Belfast Telegraph

Getting to heart of the matter will require tenacity

In spite of the Chief Constable's best efforts, there is still widespread scepticism about the PSNI's commitment to community policing, say Jonny Byrne and John Topping

In little over a decade, the visible nature of police reform serves a constant reminder of how far Northern Ireland has come.

As a form of centrifuge, the process of policing change has acted to separate out the complex social and political issues of policing into manageable layers which themselves have acted as platforms for the wider shifts towards a more peaceful society.

Yet in spite of such progress, there remains outstanding issues as incompatible 'truths' within the narrative of normality, which, beyond the unproblematic majority, continue to constrain more wholesome community conceptions.

And especially within urban, working-class communities, this has manifested itself, insofar as the delivery of 'normal' policing remains somewhat of an ideal, rather than the de facto state of play.

Within many loyalist communities, there is a sense that the peace and political processes have passed them by.

With feelings of disengagement from the rest of society compounded by an absence of political representation, there is a perception that needs are not being addressed, in terms of incidents at interfaces, increases in local crime, lack of police engagement and distance from the decision-making processes.

This belies the notion of being sidelined from the transformative social and political changes, which have more fully benefited other sections of society over the past decade - with policing as the referent for such problems.

Furthermore, the emerging Sinn Fein and republican narrative about a residual 'dark side' contaminates notions of a new beginning, which has an impact upon community views and perceptions of the PSNI.

RECORDS FOR THE TASK:

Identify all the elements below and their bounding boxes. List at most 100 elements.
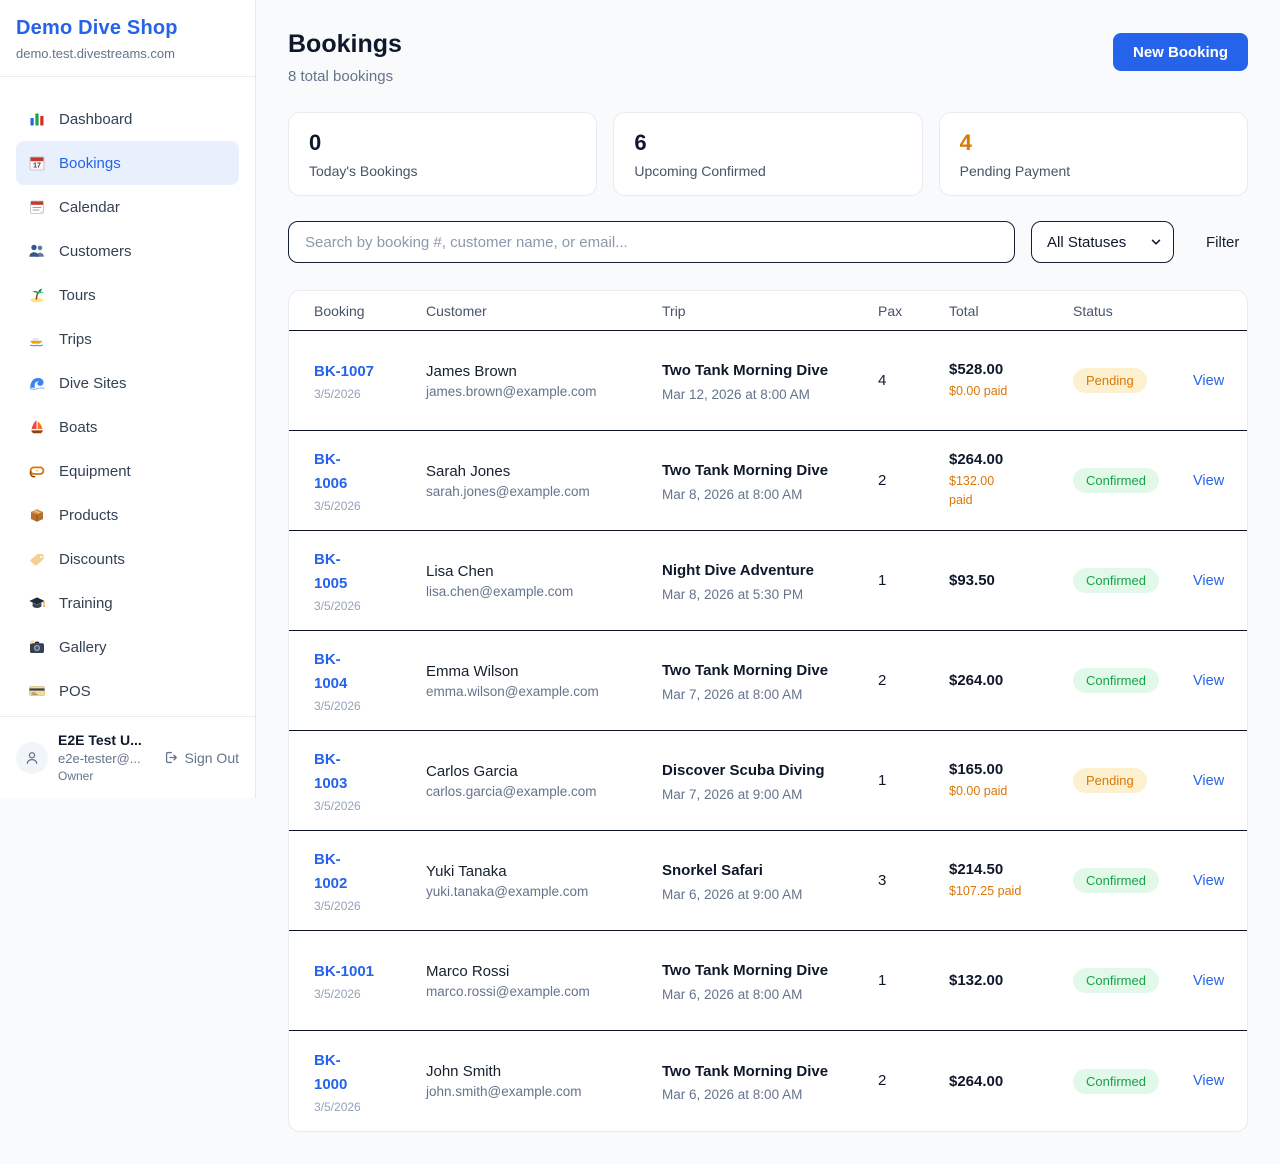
view-link[interactable]: View: [1193, 372, 1225, 389]
trip-cell: Two Tank Morning Dive Mar 7, 2026 at 8:00…: [662, 659, 878, 701]
status-cell: Confirmed: [1073, 668, 1193, 693]
sidebar-item-discounts[interactable]: Discounts: [16, 537, 239, 581]
trip-name: Night Dive Adventure: [662, 562, 814, 580]
actions-cell: View: [1193, 1072, 1247, 1090]
table-header-row: Booking Customer Trip Pax Total Status: [289, 291, 1247, 331]
customer-cell: Lisa Chen lisa.chen@example.com: [426, 563, 662, 599]
pax-value: 1: [878, 971, 887, 989]
customer-cell: John Smith john.smith@example.com: [426, 1063, 662, 1099]
customer-cell: Carlos Garcia carlos.garcia@example.com: [426, 763, 662, 799]
sidebar-item-pos[interactable]: POS: [16, 669, 239, 713]
status-select[interactable]: All Statuses: [1031, 221, 1174, 263]
customers-icon: [28, 242, 46, 260]
customer-name: John Smith: [426, 1063, 502, 1080]
sidebar-item-label: Customers: [59, 242, 132, 260]
sidebar-item-trips[interactable]: Trips: [16, 317, 239, 361]
main-content: Bookings 8 total bookings New Booking 0 …: [256, 0, 1280, 1164]
actions-cell: View: [1193, 372, 1247, 390]
booking-id-link[interactable]: BK-1001: [314, 963, 375, 980]
status-badge: Pending: [1073, 368, 1147, 393]
column-header-trip: Trip: [662, 302, 686, 319]
new-booking-button[interactable]: New Booking: [1112, 33, 1248, 71]
total-amount: $132.00: [949, 972, 1004, 989]
stat-label: Upcoming Confirmed: [634, 163, 766, 179]
status-cell: Confirmed: [1073, 1068, 1193, 1094]
booking-cell: BK-1007 3/5/2026: [314, 360, 426, 401]
table-row: BK- 1004 3/5/2026 Emma Wilson emma.wilson@ex…: [289, 631, 1247, 731]
trip-datetime: Mar 8, 2026 at 5:30 PM: [662, 586, 804, 602]
booking-id-link[interactable]: BK- 1006: [314, 451, 348, 492]
total-amount: $264.00: [949, 672, 1004, 689]
booking-id-link[interactable]: BK-1007: [314, 363, 375, 380]
trip-name: Two Tank Morning Dive: [662, 662, 829, 680]
stat-card-todays-bookings: 0 Today's Bookings: [288, 112, 598, 196]
stat-card-pending-payment: 4 Pending Payment: [938, 112, 1248, 196]
filter-button[interactable]: Filter: [1206, 233, 1240, 251]
booking-id-link[interactable]: BK- 1002: [314, 851, 348, 892]
view-link[interactable]: View: [1193, 972, 1225, 989]
sidebar-item-bookings[interactable]: 17 Bookings: [16, 141, 239, 185]
sidebar-item-customers[interactable]: Customers: [16, 229, 239, 273]
sidebar-item-calendar[interactable]: Calendar: [16, 185, 239, 229]
booking-cell: BK- 1004 3/5/2026: [314, 648, 426, 713]
booking-id-link[interactable]: BK- 1000: [314, 1051, 348, 1093]
customer-email: carlos.garcia@example.com: [426, 783, 597, 799]
total-cell: $264.00: [949, 1073, 1073, 1090]
trip-name: Two Tank Morning Dive: [662, 462, 829, 480]
tours-icon: [28, 286, 46, 304]
booking-id-link[interactable]: BK- 1003: [314, 751, 348, 792]
status-cell: Pending: [1073, 768, 1193, 793]
dive-sites-icon: [28, 374, 46, 392]
trip-datetime: Mar 8, 2026 at 8:00 AM: [662, 486, 803, 502]
trip-cell: Two Tank Morning Dive Mar 8, 2026 at 8:00…: [662, 459, 878, 501]
pax-cell: 1: [878, 972, 949, 990]
sign-out-button[interactable]: Sign Out: [162, 749, 239, 766]
view-link[interactable]: View: [1193, 872, 1225, 889]
view-link[interactable]: View: [1193, 472, 1225, 489]
sidebar-item-training[interactable]: Training: [16, 581, 239, 625]
customer-email: emma.wilson@example.com: [426, 683, 599, 699]
status-cell: Confirmed: [1073, 968, 1193, 993]
trip-name: Two Tank Morning Dive: [662, 1062, 829, 1080]
customer-name: James Brown: [426, 362, 517, 380]
user-email: e2e-tester@...: [58, 751, 141, 767]
sidebar-item-products[interactable]: Products: [16, 493, 239, 537]
total-cell: $264.00: [949, 672, 1073, 689]
page-header: Bookings 8 total bookings New Booking: [288, 30, 1248, 85]
booking-cell: BK- 1003 3/5/2026: [314, 748, 426, 813]
customer-name: Sarah Jones: [426, 462, 511, 480]
view-link[interactable]: View: [1193, 772, 1225, 789]
stats-cards: 0 Today's Bookings 6 Upcoming Confirmed …: [288, 112, 1248, 196]
paid-amount: $0.00 paid: [949, 383, 1008, 398]
sidebar-item-gallery[interactable]: Gallery: [16, 625, 239, 669]
trip-cell: Discover Scuba Diving Mar 7, 2026 at 9:00…: [662, 759, 878, 801]
bookings-table: Booking Customer Trip Pax Total Status B…: [288, 290, 1248, 1132]
view-link[interactable]: View: [1193, 1073, 1225, 1089]
trip-datetime: Mar 7, 2026 at 8:00 AM: [662, 686, 803, 702]
status-badge: Confirmed: [1073, 968, 1159, 993]
status-cell: Confirmed: [1073, 868, 1193, 893]
customer-cell: Emma Wilson emma.wilson@example.com: [426, 663, 662, 699]
user-icon: [26, 751, 38, 764]
view-link[interactable]: View: [1193, 672, 1225, 689]
sidebar-item-tours[interactable]: Tours: [16, 273, 239, 317]
sidebar-item-dive-sites[interactable]: Dive Sites: [16, 361, 239, 405]
booking-date: 3/5/2026: [314, 387, 361, 401]
sidebar-item-boats[interactable]: Boats: [16, 405, 239, 449]
sidebar-item-label: Bookings: [59, 154, 121, 172]
booking-id-link[interactable]: BK- 1004: [314, 651, 348, 692]
pax-value: 1: [878, 771, 887, 789]
booking-date: 3/5/2026: [314, 599, 361, 613]
total-amount: $165.00: [949, 760, 1004, 778]
search-input[interactable]: [288, 221, 1015, 263]
trip-cell: Two Tank Morning Dive Mar 12, 2026 at 8:0…: [662, 359, 878, 401]
trip-datetime: Mar 12, 2026 at 8:00 AM: [662, 386, 810, 402]
actions-cell: View: [1193, 572, 1247, 590]
sidebar-item-dashboard[interactable]: Dashboard: [16, 97, 239, 141]
sidebar-item-equipment[interactable]: Equipment: [16, 449, 239, 493]
booking-id-link[interactable]: BK- 1005: [314, 551, 348, 592]
trip-cell: Two Tank Morning Dive Mar 6, 2026 at 8:00…: [662, 959, 878, 1001]
user-name: E2E Test U...: [58, 732, 142, 749]
view-link[interactable]: View: [1193, 572, 1225, 589]
pax-value: 3: [878, 871, 887, 889]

INSTRUCTION 1: In the records, quote the lines starting with the line that contains "view-link[interactable]: View: [1193, 372, 1225, 389]" and going on through the line that contains "221, 1174, 263]".
INSTRUCTION 2: Write the next part of the article on policing in Northern Ireland, picking up after its final sentence.
The article on policing in Northern Ireland and the records are unrelated material.

TASK RESULT 1:
view-link[interactable]: View: [1193, 372, 1225, 389]
trip-cell: Two Tank Morning Dive Mar 7, 2026 at 8:00…: [662, 659, 878, 701]
status-cell: Confirmed: [1073, 668, 1193, 693]
sidebar-item-discounts[interactable]: Discounts: [16, 537, 239, 581]
trip-name: Night Dive Adventure: [662, 562, 814, 580]
actions-cell: View: [1193, 1072, 1247, 1090]
table-header-row: Booking Customer Trip Pax Total Status: [289, 291, 1247, 331]
customer-cell: Lisa Chen lisa.chen@example.com: [426, 563, 662, 599]
pax-value: 1: [878, 971, 887, 989]
customer-cell: John Smith john.smith@example.com: [426, 1063, 662, 1099]
customer-cell: Carlos Garcia carlos.garcia@example.com: [426, 763, 662, 799]
sidebar-item-pos[interactable]: POS: [16, 669, 239, 713]
status-select[interactable]: All Statuses: [1031, 221, 1174, 263]

TASK RESULT 2:
Claims related to agent-recruitment, the Historical Enquiries Team (HET), Police Ombudsman's independence and supergrass trials do little to instill confidence, or encourage full engagement with the policing institutions.

Furthermore, the revelation that more than 300 former RUC officers who retired under Patten have been re-hired only serves to increase republican claims that elements exist within the PSNI who are not committed to a fully democratic, accountable policing process - whatever the reality actually is.

There is also evidence to suggest that the PSNI has not entirely bought into the 'policing with the community' philosophy.

Academic research and the recent Criminal Justice Inspection Northern Ireland (CJINI) report continue to highlight inconsistencies surrounding community policing.

And, at the coalface of police-community interaction, and in spite of the Chief Constable's efforts, there remains a degree of community scepticism surrounding the PSNI's commitment to the principles of engagement, partnership and community ownership of the policing agenda.

Another, often overlooked dynamic relates to the fact that PSNI cannot work in isolation, requiring the support of all criminal justice agencies in the delivery of their role. However, Public Prosecution Service issues in terms of bail conditions, sentencing and case delays have an impact on the perceived role of the police at the community level.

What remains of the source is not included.